* _Exercise details_
Do any lines in the data below contain "Rural"? If so, copy every one of them.

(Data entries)

====

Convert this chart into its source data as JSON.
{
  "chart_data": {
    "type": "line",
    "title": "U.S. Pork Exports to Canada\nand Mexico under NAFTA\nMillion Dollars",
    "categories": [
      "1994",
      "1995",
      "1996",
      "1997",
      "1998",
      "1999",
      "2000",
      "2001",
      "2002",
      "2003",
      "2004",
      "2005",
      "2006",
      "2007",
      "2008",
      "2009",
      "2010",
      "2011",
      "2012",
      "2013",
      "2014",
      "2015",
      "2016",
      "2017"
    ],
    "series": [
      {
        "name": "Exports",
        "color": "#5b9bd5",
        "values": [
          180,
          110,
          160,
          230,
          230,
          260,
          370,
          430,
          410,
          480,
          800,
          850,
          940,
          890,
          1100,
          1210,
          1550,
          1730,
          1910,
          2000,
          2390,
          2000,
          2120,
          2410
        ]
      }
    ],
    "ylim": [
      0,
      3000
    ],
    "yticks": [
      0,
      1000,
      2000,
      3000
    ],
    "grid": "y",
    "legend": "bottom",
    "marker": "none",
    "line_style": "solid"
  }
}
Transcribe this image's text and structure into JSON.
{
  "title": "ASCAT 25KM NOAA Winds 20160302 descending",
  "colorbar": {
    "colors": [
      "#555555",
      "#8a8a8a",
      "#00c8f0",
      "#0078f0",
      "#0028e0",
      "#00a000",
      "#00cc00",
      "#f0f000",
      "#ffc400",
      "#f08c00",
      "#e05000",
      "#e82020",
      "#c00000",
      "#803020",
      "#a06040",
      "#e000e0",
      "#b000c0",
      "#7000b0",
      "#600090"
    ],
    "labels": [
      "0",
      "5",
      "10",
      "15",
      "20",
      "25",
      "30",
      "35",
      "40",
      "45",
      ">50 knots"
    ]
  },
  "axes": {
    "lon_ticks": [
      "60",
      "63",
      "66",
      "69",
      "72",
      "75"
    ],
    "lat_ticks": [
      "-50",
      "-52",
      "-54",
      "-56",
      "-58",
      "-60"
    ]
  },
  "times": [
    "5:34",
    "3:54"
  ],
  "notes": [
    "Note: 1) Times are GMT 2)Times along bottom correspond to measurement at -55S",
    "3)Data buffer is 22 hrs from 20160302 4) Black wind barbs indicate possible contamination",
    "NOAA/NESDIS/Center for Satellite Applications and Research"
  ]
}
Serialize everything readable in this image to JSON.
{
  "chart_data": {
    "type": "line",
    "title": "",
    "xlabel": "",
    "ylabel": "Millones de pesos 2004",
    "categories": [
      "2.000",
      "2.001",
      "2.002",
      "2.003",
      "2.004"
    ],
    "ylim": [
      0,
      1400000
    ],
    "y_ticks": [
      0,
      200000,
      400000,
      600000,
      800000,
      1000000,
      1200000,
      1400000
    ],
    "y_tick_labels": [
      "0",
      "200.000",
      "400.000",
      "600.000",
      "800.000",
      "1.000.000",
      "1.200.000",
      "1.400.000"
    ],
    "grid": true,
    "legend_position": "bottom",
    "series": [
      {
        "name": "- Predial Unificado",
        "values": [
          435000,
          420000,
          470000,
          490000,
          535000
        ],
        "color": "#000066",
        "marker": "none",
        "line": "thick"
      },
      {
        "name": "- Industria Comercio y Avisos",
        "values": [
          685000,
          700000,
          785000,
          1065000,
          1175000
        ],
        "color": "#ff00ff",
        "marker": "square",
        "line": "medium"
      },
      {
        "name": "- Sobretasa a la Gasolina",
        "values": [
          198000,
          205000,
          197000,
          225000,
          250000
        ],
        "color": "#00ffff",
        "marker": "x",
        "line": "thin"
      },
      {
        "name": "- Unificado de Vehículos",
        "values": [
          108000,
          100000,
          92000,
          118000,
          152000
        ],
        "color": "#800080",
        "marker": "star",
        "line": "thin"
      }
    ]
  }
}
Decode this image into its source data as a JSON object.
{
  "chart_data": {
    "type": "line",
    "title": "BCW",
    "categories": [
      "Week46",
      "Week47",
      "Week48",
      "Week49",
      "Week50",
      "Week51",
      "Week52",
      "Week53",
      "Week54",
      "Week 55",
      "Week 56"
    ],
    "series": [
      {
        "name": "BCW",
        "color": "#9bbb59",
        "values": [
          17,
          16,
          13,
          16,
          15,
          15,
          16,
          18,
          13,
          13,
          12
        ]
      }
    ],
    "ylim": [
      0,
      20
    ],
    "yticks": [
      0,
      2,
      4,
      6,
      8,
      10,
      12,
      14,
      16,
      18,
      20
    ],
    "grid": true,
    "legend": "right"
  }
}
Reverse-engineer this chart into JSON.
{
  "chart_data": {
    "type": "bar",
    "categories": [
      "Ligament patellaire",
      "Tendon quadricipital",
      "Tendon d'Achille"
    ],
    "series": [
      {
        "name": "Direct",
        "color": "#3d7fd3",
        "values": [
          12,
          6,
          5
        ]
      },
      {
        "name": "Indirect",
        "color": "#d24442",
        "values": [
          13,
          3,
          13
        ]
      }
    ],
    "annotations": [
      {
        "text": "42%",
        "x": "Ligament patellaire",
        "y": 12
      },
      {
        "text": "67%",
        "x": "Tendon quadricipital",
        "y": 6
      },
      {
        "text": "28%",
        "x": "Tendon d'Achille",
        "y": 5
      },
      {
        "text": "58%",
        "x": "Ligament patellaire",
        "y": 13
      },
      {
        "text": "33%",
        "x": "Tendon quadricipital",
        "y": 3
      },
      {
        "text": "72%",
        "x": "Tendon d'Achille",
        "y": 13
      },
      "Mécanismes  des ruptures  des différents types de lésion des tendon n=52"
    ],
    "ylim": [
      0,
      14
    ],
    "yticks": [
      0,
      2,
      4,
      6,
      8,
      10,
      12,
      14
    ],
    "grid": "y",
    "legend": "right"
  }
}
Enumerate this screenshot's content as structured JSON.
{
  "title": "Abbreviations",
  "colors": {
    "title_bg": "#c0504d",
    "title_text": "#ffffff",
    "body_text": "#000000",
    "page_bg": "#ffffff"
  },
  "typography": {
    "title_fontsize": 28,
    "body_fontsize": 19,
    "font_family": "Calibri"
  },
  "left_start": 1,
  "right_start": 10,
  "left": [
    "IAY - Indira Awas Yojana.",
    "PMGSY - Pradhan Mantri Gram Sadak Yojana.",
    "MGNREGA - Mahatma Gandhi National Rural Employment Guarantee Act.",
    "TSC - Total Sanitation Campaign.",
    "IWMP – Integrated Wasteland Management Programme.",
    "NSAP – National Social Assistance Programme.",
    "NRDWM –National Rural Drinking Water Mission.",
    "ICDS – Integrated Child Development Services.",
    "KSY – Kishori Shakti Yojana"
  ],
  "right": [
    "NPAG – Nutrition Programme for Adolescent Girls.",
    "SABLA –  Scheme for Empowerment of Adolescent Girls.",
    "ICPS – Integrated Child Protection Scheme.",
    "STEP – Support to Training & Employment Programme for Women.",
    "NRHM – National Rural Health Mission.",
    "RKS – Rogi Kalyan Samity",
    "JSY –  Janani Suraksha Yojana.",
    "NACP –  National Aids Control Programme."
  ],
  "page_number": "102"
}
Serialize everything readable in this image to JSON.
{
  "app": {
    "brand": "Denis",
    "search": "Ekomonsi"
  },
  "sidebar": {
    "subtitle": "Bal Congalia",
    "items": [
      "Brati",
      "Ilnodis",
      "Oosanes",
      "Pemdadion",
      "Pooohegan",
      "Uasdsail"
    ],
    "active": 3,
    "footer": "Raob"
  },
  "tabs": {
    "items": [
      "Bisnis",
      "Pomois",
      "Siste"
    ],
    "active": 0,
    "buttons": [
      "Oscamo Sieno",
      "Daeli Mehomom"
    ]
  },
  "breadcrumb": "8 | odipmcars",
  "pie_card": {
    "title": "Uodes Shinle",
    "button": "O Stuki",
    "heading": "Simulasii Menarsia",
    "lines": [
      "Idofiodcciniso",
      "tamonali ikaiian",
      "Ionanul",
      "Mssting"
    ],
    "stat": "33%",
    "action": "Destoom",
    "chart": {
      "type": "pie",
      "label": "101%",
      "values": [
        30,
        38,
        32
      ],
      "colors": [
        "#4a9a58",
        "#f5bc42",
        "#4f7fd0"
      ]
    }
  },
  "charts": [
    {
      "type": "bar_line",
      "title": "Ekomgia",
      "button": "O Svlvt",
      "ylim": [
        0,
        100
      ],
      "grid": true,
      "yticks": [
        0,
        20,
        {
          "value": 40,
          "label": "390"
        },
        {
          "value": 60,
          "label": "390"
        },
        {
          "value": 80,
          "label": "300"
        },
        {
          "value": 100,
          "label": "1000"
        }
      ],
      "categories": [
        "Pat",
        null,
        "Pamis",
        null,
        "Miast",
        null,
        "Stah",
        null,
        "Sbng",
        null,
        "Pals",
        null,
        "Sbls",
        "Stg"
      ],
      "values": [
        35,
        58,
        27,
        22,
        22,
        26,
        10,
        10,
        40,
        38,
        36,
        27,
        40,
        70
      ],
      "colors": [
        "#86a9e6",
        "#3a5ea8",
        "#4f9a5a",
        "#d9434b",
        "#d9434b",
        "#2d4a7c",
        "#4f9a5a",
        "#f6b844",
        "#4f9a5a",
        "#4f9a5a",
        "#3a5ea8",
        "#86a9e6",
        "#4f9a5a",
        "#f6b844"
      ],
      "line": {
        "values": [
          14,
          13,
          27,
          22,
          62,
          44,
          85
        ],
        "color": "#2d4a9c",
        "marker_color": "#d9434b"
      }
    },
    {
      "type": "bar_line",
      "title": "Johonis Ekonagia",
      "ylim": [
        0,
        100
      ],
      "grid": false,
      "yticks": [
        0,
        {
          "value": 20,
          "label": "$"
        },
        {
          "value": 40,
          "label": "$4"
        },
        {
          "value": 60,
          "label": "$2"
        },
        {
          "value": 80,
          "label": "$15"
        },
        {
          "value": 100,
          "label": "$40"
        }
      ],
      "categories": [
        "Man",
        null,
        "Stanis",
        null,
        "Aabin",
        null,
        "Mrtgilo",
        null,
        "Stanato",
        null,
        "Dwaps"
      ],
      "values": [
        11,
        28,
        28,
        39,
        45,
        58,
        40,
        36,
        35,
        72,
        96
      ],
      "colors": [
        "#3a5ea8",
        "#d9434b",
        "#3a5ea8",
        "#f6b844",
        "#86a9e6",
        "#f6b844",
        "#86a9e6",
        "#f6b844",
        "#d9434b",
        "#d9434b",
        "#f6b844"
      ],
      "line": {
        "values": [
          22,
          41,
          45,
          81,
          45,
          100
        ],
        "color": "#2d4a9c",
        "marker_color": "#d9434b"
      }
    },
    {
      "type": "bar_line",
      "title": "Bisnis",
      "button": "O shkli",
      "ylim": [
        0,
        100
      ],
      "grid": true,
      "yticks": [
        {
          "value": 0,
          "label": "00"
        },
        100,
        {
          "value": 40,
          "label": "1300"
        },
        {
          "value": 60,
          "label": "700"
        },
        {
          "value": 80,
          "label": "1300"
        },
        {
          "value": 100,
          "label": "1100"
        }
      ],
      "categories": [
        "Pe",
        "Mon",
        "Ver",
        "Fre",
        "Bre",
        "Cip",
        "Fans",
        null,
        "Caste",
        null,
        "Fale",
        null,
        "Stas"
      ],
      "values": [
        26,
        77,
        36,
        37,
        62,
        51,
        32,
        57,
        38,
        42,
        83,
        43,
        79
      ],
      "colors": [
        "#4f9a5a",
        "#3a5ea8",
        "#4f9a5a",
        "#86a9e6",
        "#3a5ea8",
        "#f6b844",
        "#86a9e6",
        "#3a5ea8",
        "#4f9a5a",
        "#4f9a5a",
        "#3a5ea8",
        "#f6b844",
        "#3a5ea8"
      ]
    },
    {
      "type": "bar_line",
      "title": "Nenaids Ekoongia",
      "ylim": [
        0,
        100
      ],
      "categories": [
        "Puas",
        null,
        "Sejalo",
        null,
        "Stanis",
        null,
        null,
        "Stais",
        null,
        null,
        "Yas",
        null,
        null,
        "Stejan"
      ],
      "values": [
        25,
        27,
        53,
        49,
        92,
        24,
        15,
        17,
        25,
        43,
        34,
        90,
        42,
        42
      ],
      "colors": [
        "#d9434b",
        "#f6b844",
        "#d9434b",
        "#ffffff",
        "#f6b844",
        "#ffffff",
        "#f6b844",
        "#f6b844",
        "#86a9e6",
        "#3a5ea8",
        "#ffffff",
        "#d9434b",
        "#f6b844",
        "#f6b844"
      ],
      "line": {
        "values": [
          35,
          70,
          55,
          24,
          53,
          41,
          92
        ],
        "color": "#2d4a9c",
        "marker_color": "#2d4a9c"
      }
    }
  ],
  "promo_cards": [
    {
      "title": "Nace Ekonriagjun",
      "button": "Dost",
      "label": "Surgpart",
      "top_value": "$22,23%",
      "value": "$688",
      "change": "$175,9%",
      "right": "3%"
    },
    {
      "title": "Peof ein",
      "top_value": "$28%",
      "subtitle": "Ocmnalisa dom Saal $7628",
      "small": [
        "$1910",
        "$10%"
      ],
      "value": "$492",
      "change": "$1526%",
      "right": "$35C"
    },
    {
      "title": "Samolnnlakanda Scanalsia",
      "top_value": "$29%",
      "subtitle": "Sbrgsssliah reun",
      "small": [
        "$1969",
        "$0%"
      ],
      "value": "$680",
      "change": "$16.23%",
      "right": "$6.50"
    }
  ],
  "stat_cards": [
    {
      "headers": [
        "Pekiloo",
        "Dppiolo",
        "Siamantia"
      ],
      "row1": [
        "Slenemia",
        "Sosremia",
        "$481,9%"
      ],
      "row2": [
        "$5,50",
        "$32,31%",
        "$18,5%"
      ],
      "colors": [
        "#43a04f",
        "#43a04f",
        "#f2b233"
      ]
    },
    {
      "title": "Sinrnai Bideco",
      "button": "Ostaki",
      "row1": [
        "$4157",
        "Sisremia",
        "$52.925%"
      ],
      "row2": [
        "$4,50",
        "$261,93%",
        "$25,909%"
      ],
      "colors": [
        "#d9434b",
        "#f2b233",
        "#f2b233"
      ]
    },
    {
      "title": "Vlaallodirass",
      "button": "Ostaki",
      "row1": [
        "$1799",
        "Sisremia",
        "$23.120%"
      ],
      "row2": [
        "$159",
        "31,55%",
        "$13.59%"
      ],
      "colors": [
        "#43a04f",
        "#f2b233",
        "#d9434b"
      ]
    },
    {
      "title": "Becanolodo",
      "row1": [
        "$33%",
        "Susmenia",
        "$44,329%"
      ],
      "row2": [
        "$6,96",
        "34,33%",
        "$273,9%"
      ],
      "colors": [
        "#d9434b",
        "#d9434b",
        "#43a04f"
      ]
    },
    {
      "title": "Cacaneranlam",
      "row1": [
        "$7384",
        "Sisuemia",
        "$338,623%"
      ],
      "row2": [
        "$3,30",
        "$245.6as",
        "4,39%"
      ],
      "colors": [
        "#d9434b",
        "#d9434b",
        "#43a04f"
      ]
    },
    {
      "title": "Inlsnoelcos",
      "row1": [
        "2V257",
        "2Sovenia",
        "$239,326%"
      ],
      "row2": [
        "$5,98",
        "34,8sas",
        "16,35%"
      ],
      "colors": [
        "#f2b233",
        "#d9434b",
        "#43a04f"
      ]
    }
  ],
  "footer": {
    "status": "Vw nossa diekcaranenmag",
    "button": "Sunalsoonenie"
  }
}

====

* _Written answer_
    "MGNREGA - Mahatma Gandhi National Rural Employment Guarantee Act.",
    "NRDWM –National Rural Drinking Water Mission.",
    "NRHM – National Rural Health Mission.",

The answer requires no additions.